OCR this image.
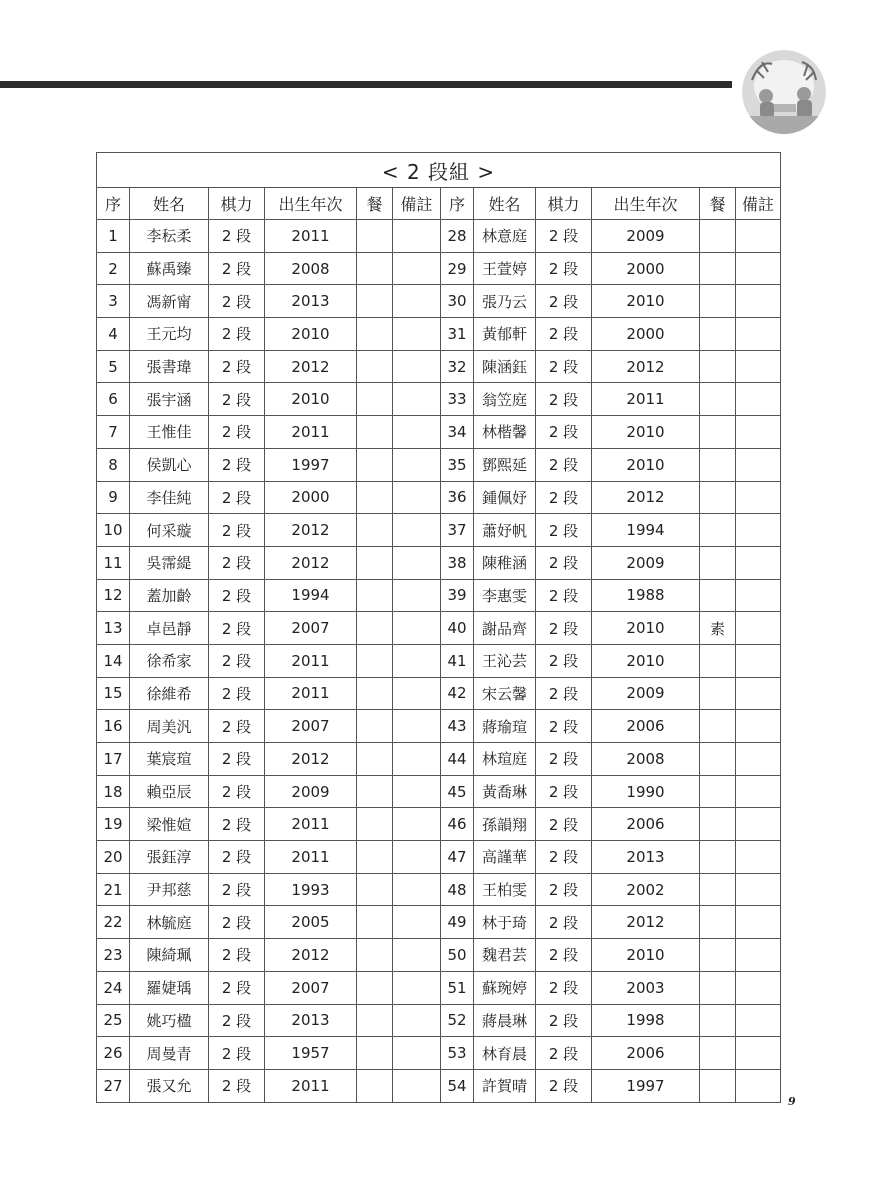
< 2 段組 >											
序	姓名	棋力	出生年次	餐	備註	序	姓名	棋力	出生年次	餐	備註
1	李秐柔	2 段	2011			28	林意庭	2 段	2009		
2	蘇禹臻	2 段	2008			29	王萱婷	2 段	2000		
3	馮新甯	2 段	2013			30	張乃云	2 段	2010		
4	王元均	2 段	2010			31	黃郁軒	2 段	2000		
5	張書瑋	2 段	2012			32	陳涵鈺	2 段	2012		
6	張宇涵	2 段	2010			33	翁笠庭	2 段	2011		
7	王惟佳	2 段	2011			34	林楷馨	2 段	2010		
8	侯凱心	2 段	1997			35	鄧熙延	2 段	2010		
9	李佳純	2 段	2000			36	鍾佩妤	2 段	2012		
10	何采璇	2 段	2012			37	蕭妤帆	2 段	1994		
11	吳霈緹	2 段	2012			38	陳稚涵	2 段	2009		
12	蓋加齡	2 段	1994			39	李惠雯	2 段	1988		
13	卓邑靜	2 段	2007			40	謝品齊	2 段	2010	素	
14	徐希家	2 段	2011			41	王沁芸	2 段	2010		
15	徐維希	2 段	2011			42	宋云馨	2 段	2009		
16	周美汎	2 段	2007			43	蔣瑜瑄	2 段	2006		
17	葉宸瑄	2 段	2012			44	林瑄庭	2 段	2008		
18	賴亞辰	2 段	2009			45	黃喬琳	2 段	1990		
19	梁惟媗	2 段	2011			46	孫韻翔	2 段	2006		
20	張鈺淳	2 段	2011			47	高謹華	2 段	2013		
21	尹邦慈	2 段	1993			48	王柏雯	2 段	2002		
22	林毓庭	2 段	2005			49	林于琦	2 段	2012		
23	陳綺珮	2 段	2012			50	魏君芸	2 段	2010		
24	羅婕瑀	2 段	2007			51	蘇琬婷	2 段	2003		
25	姚巧楹	2 段	2013			52	蔣晨琳	2 段	1998		
26	周曼青	2 段	1957			53	林育晨	2 段	2006		
27	張又允	2 段	2011			54	許賀晴	2 段	1997		
9
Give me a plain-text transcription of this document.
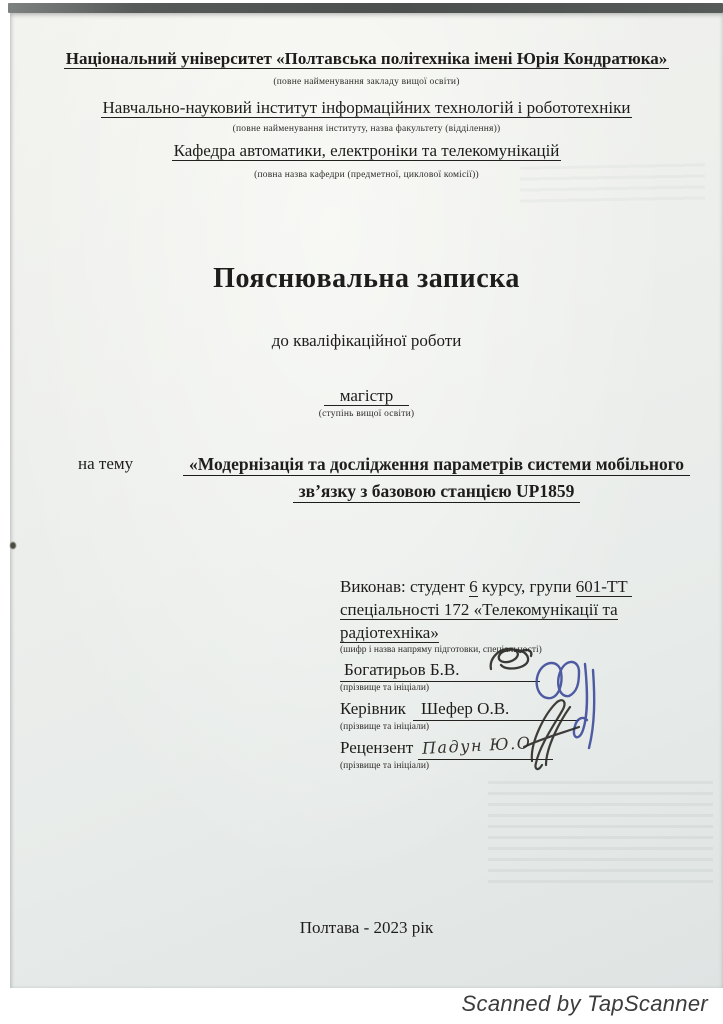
Національний університет «Полтавська політехніка імені Юрія Кондратюка»
(повне найменування закладу вищої освіти)
Навчально-науковий інститут інформаційних технологій і робототехніки
(повне найменування інституту, назва факультету (відділення))
Кафедра автоматики, електроніки та телекомунікацій
(повна назва кафедри (предметної, циклової комісії))
Пояснювальна записка
до кваліфікаційної роботи
магістр
(ступінь вищої освіти)
на тему	«Модернізація та дослідження параметрів системи мобільного
зв’язку з базовою станцією UP1859
Виконав: студент 6 курсу, групи 601-ТТ
спеціальності 172 «Телекомунікації та
радіотехніка»
(шифр і назва напряму підготовки, спеціальності)
Богатирьов Б.В.
(прізвище та ініціали)
Керівник Шефер О.В.
(прізвище та ініціали)
Рецензент Падун Ю.О
(прізвище та ініціали)
Полтава - 2023 рік
Scanned by TapScanner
○ ○ ○ ○
Repeat the material above in full and exactly, omitting the pictures.

OCR this image.
< 2 段組 >											
序	姓名	棋力	出生年次	餐	備註	序	姓名	棋力	出生年次	餐	備註
1	李秐柔	2 段	2011			28	林意庭	2 段	2009		
2	蘇禹臻	2 段	2008			29	王萱婷	2 段	2000		
3	馮新甯	2 段	2013			30	張乃云	2 段	2010		
4	王元均	2 段	2010			31	黃郁軒	2 段	2000		
5	張書瑋	2 段	2012			32	陳涵鈺	2 段	2012		
6	張宇涵	2 段	2010			33	翁笠庭	2 段	2011		
7	王惟佳	2 段	2011			34	林楷馨	2 段	2010		
8	侯凱心	2 段	1997			35	鄧熙延	2 段	2010		
9	李佳純	2 段	2000			36	鍾佩妤	2 段	2012		
10	何采璇	2 段	2012			37	蕭妤帆	2 段	1994		
11	吳霈緹	2 段	2012			38	陳稚涵	2 段	2009		
12	蓋加齡	2 段	1994			39	李惠雯	2 段	1988		
13	卓邑靜	2 段	2007			40	謝品齊	2 段	2010	素	
14	徐希家	2 段	2011			41	王沁芸	2 段	2010		
15	徐維希	2 段	2011			42	宋云馨	2 段	2009		
16	周美汎	2 段	2007			43	蔣瑜瑄	2 段	2006		
17	葉宸瑄	2 段	2012			44	林瑄庭	2 段	2008		
18	賴亞辰	2 段	2009			45	黃喬琳	2 段	1990		
19	梁惟媗	2 段	2011			46	孫韻翔	2 段	2006		
20	張鈺淳	2 段	2011			47	高謹華	2 段	2013		
21	尹邦慈	2 段	1993			48	王柏雯	2 段	2002		
22	林毓庭	2 段	2005			49	林于琦	2 段	2012		
23	陳綺珮	2 段	2012			50	魏君芸	2 段	2010		
24	羅婕瑀	2 段	2007			51	蘇琬婷	2 段	2003		
25	姚巧楹	2 段	2013			52	蔣晨琳	2 段	1998		
26	周曼青	2 段	1957			53	林育晨	2 段	2006		
27	張又允	2 段	2011			54	許賀晴	2 段	1997		
9
Give me a plain-text transcription of this document.
Національний університет «Полтавська політехніка імені Юрія Кондратюка»
(повне найменування закладу вищої освіти)
Навчально-науковий інститут інформаційних технологій і робототехніки
(повне найменування інституту, назва факультету (відділення))
Кафедра автоматики, електроніки та телекомунікацій
(повна назва кафедри (предметної, циклової комісії))
Пояснювальна записка
до кваліфікаційної роботи
магістр
(ступінь вищої освіти)
на тему	«Модернізація та дослідження параметрів системи мобільного
зв’язку з базовою станцією UP1859
Виконав: студент 6 курсу, групи 601-ТТ
спеціальності 172 «Телекомунікації та
радіотехніка»
(шифр і назва напряму підготовки, спеціальності)
Богатирьов Б.В.
(прізвище та ініціали)
Керівник Шефер О.В.
(прізвище та ініціали)
Рецензент Падун Ю.О
(прізвище та ініціали)
Полтава - 2023 рік
Scanned by TapScanner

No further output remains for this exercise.